* Start Task data *

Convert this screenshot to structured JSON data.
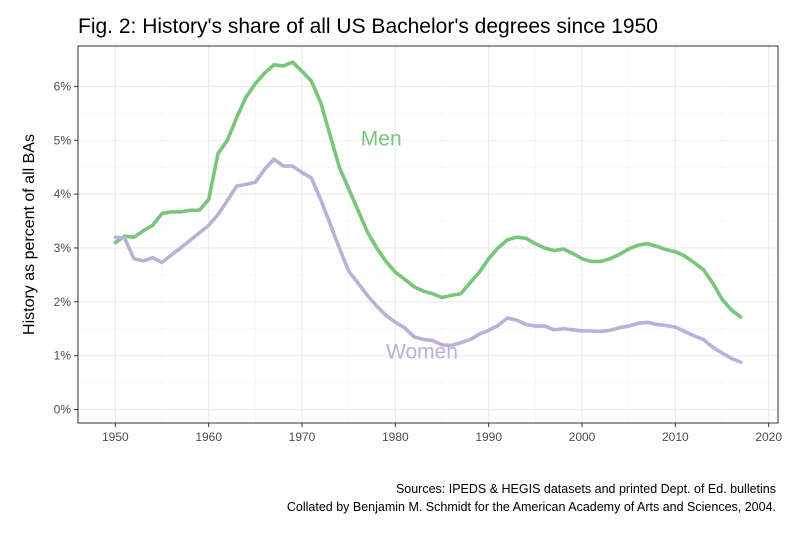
{
  "colors": {
    "men": "#78c679",
    "women": "#bcb0d9"
  },
  "chart_data": {
    "type": "line",
    "title": "Fig. 2: History's share of all US Bachelor's degrees since 1950",
    "xlabel": "",
    "ylabel": "History as percent of all BAs",
    "xlim": [
      1946,
      2021
    ],
    "ylim": [
      -0.25,
      6.75
    ],
    "x_ticks": [
      1950,
      1960,
      1970,
      1980,
      1990,
      2000,
      2010,
      2020
    ],
    "x_tick_labels": [
      "1950",
      "1960",
      "1970",
      "1980",
      "1990",
      "2000",
      "2010",
      "2020"
    ],
    "y_ticks": [
      0,
      1,
      2,
      3,
      4,
      5,
      6
    ],
    "y_tick_labels": [
      "0%",
      "1%",
      "2%",
      "3%",
      "4%",
      "5%",
      "6%"
    ],
    "grid": true,
    "series": [
      {
        "name": "Men",
        "label_x": 1976.3,
        "label_y": 4.9,
        "x": [
          1950,
          1951,
          1952,
          1953,
          1954,
          1955,
          1956,
          1957,
          1958,
          1959,
          1960,
          1961,
          1962,
          1963,
          1964,
          1965,
          1966,
          1967,
          1968,
          1969,
          1970,
          1971,
          1972,
          1973,
          1974,
          1975,
          1976,
          1977,
          1978,
          1979,
          1980,
          1981,
          1982,
          1983,
          1984,
          1985,
          1986,
          1987,
          1988,
          1989,
          1990,
          1991,
          1992,
          1993,
          1994,
          1995,
          1996,
          1997,
          1998,
          1999,
          2000,
          2001,
          2002,
          2003,
          2004,
          2005,
          2006,
          2007,
          2008,
          2009,
          2010,
          2011,
          2012,
          2013,
          2014,
          2015,
          2016,
          2017
        ],
        "values": [
          3.1,
          3.22,
          3.2,
          3.32,
          3.42,
          3.64,
          3.67,
          3.67,
          3.7,
          3.7,
          3.9,
          4.75,
          5.0,
          5.42,
          5.8,
          6.05,
          6.25,
          6.4,
          6.38,
          6.45,
          6.28,
          6.1,
          5.7,
          5.1,
          4.5,
          4.1,
          3.7,
          3.3,
          3.0,
          2.75,
          2.55,
          2.42,
          2.28,
          2.2,
          2.15,
          2.08,
          2.12,
          2.15,
          2.35,
          2.55,
          2.8,
          3.0,
          3.15,
          3.2,
          3.18,
          3.08,
          3.0,
          2.95,
          2.98,
          2.9,
          2.8,
          2.75,
          2.75,
          2.8,
          2.88,
          2.98,
          3.05,
          3.08,
          3.03,
          2.97,
          2.93,
          2.85,
          2.73,
          2.6,
          2.35,
          2.05,
          1.85,
          1.72
        ]
      },
      {
        "name": "Women",
        "label_x": 1979.0,
        "label_y": 0.95,
        "x": [
          1950,
          1951,
          1952,
          1953,
          1954,
          1955,
          1956,
          1957,
          1958,
          1959,
          1960,
          1961,
          1962,
          1963,
          1964,
          1965,
          1966,
          1967,
          1968,
          1969,
          1970,
          1971,
          1972,
          1973,
          1974,
          1975,
          1976,
          1977,
          1978,
          1979,
          1980,
          1981,
          1982,
          1983,
          1984,
          1985,
          1986,
          1987,
          1988,
          1989,
          1990,
          1991,
          1992,
          1993,
          1994,
          1995,
          1996,
          1997,
          1998,
          1999,
          2000,
          2001,
          2002,
          2003,
          2004,
          2005,
          2006,
          2007,
          2008,
          2009,
          2010,
          2011,
          2012,
          2013,
          2014,
          2015,
          2016,
          2017
        ],
        "values": [
          3.2,
          3.18,
          2.8,
          2.76,
          2.82,
          2.73,
          2.87,
          3.0,
          3.14,
          3.28,
          3.42,
          3.62,
          3.88,
          4.15,
          4.18,
          4.22,
          4.46,
          4.65,
          4.52,
          4.52,
          4.4,
          4.3,
          3.9,
          3.45,
          3.0,
          2.57,
          2.35,
          2.12,
          1.92,
          1.75,
          1.62,
          1.52,
          1.35,
          1.3,
          1.28,
          1.2,
          1.19,
          1.24,
          1.3,
          1.4,
          1.47,
          1.56,
          1.7,
          1.66,
          1.58,
          1.55,
          1.55,
          1.48,
          1.5,
          1.48,
          1.46,
          1.46,
          1.45,
          1.47,
          1.52,
          1.55,
          1.6,
          1.62,
          1.58,
          1.56,
          1.53,
          1.45,
          1.37,
          1.3,
          1.16,
          1.05,
          0.95,
          0.88
        ]
      }
    ],
    "sources": [
      "Sources: IPEDS & HEGIS datasets and printed Dept. of Ed. bulletins",
      "Collated by Benjamin M. Schmidt for the American Academy of Arts and Sciences, 2004."
    ]
  }
}
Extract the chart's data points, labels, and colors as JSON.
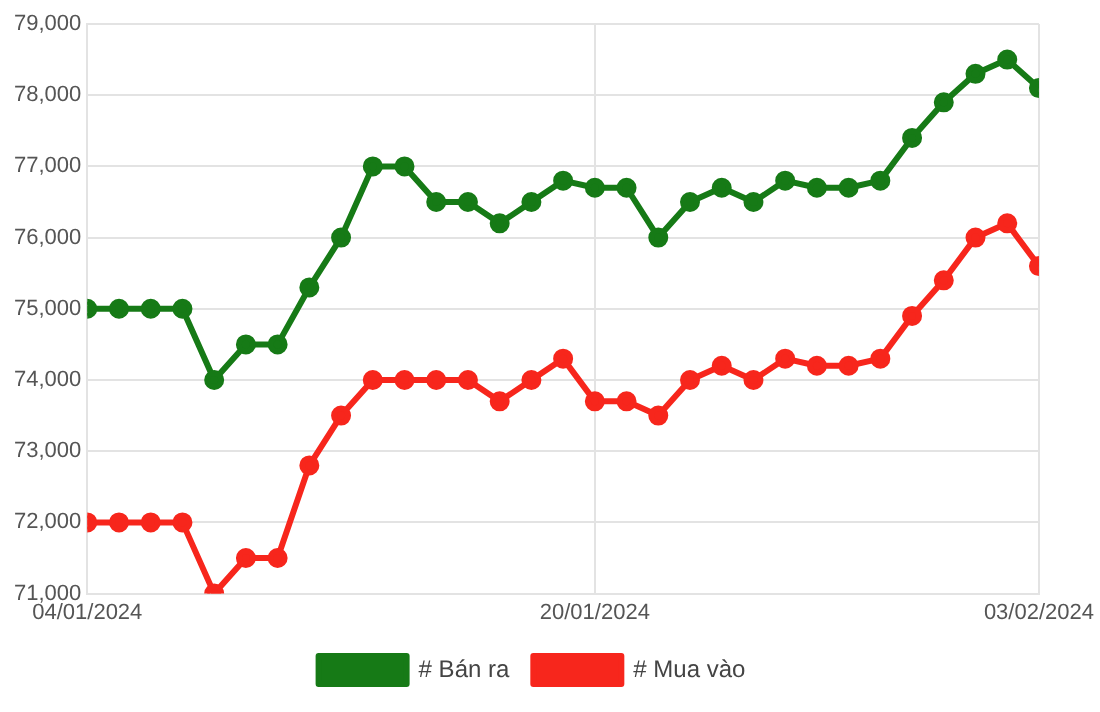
{
  "chart_data": {
    "type": "line",
    "x": [
      "2024-01-04",
      "2024-01-05",
      "2024-01-06",
      "2024-01-07",
      "2024-01-08",
      "2024-01-09",
      "2024-01-10",
      "2024-01-11",
      "2024-01-12",
      "2024-01-13",
      "2024-01-14",
      "2024-01-15",
      "2024-01-16",
      "2024-01-17",
      "2024-01-18",
      "2024-01-19",
      "2024-01-20",
      "2024-01-21",
      "2024-01-22",
      "2024-01-23",
      "2024-01-24",
      "2024-01-25",
      "2024-01-26",
      "2024-01-27",
      "2024-01-28",
      "2024-01-29",
      "2024-01-30",
      "2024-01-31",
      "2024-02-01",
      "2024-02-02",
      "2024-02-03"
    ],
    "series": [
      {
        "name": "# Bán ra",
        "color": "#167a16",
        "values": [
          75000,
          75000,
          75000,
          75000,
          74000,
          74500,
          74500,
          75300,
          76000,
          77000,
          77000,
          76500,
          76500,
          76200,
          76500,
          76800,
          76700,
          76700,
          76000,
          76500,
          76700,
          76500,
          76800,
          76700,
          76700,
          76800,
          77400,
          77900,
          78300,
          78500,
          78100
        ]
      },
      {
        "name": "# Mua vào",
        "color": "#f7261c",
        "values": [
          72000,
          72000,
          72000,
          72000,
          71000,
          71500,
          71500,
          72800,
          73500,
          74000,
          74000,
          74000,
          74000,
          73700,
          74000,
          74300,
          73700,
          73700,
          73500,
          74000,
          74200,
          74000,
          74300,
          74200,
          74200,
          74300,
          74900,
          75400,
          76000,
          76200,
          75600
        ]
      }
    ],
    "xlim": [
      "2024-01-04",
      "2024-02-03"
    ],
    "xticks": [
      {
        "value": "2024-01-04",
        "label": "04/01/2024"
      },
      {
        "value": "2024-01-20",
        "label": "20/01/2024"
      },
      {
        "value": "2024-02-03",
        "label": "03/02/2024"
      }
    ],
    "ylim": [
      71000,
      79000
    ],
    "yticks": [
      {
        "value": 71000,
        "label": "71,000"
      },
      {
        "value": 72000,
        "label": "72,000"
      },
      {
        "value": 73000,
        "label": "73,000"
      },
      {
        "value": 74000,
        "label": "74,000"
      },
      {
        "value": 75000,
        "label": "75,000"
      },
      {
        "value": 76000,
        "label": "76,000"
      },
      {
        "value": 77000,
        "label": "77,000"
      },
      {
        "value": 78000,
        "label": "78,000"
      },
      {
        "value": 79000,
        "label": "79,000"
      }
    ],
    "grid": true,
    "legend": "bottom",
    "marker": "circle",
    "line_style": "solid"
  }
}
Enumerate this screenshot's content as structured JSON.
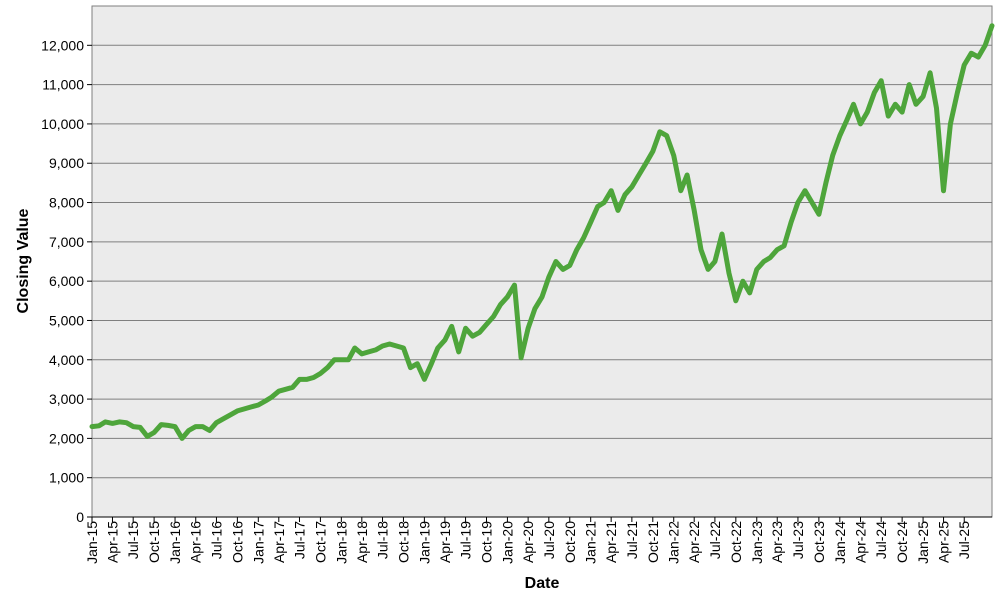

* End Task data *

» Task instructions
Show every line above in which the word "JSON" occurs.

» Output of the task
Convert this screenshot to structured JSON data.
Extract the chart's data points, labels, and colors as JSON.
Enumerate this screenshot's content as structured JSON.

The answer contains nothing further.